_Exercise directions_
The listing below must be repeated word for word, with its images excluded.

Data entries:
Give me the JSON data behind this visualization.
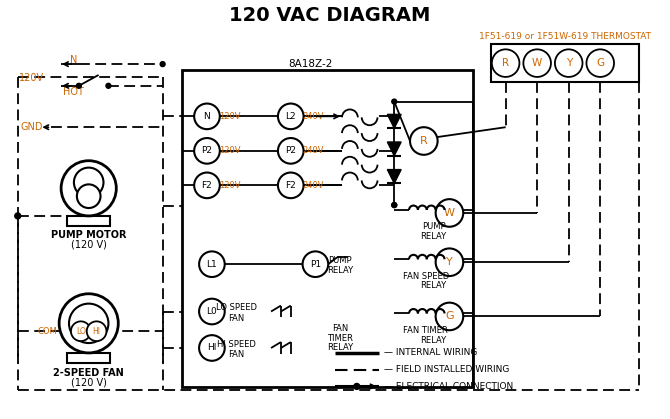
{
  "title": "120 VAC DIAGRAM",
  "bg_color": "#ffffff",
  "orange_color": "#cc6600",
  "thermostat_label": "1F51-619 or 1F51W-619 THERMOSTAT",
  "box8a_label": "8A18Z-2",
  "N_label": "N",
  "HOT_label": "HOT",
  "v120_label": "120V",
  "GND_label": "GND",
  "pump_motor_label1": "PUMP MOTOR",
  "pump_motor_label2": "(120 V)",
  "fan_label1": "2-SPEED FAN",
  "fan_label2": "(120 V)",
  "COM_label": "COM",
  "internal_wiring": "INTERNAL WIRING",
  "field_wiring": "FIELD INSTALLED WIRING",
  "elec_conn": "ELECTRICAL CONNECTION"
}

_Written answer_
Give me the JSON data behind this visualization.
{
  "title": "120 VAC DIAGRAM",
  "bg_color": "#ffffff",
  "orange_color": "#cc6600",
  "thermostat_label": "1F51-619 or 1F51W-619 THERMOSTAT",
  "box8a_label": "8A18Z-2",
  "N_label": "N",
  "HOT_label": "HOT",
  "v120_label": "120V",
  "GND_label": "GND",
  "pump_motor_label1": "PUMP MOTOR",
  "pump_motor_label2": "(120 V)",
  "fan_label1": "2-SPEED FAN",
  "fan_label2": "(120 V)",
  "COM_label": "COM",
  "internal_wiring": "INTERNAL WIRING",
  "field_wiring": "FIELD INSTALLED WIRING",
  "elec_conn": "ELECTRICAL CONNECTION"
}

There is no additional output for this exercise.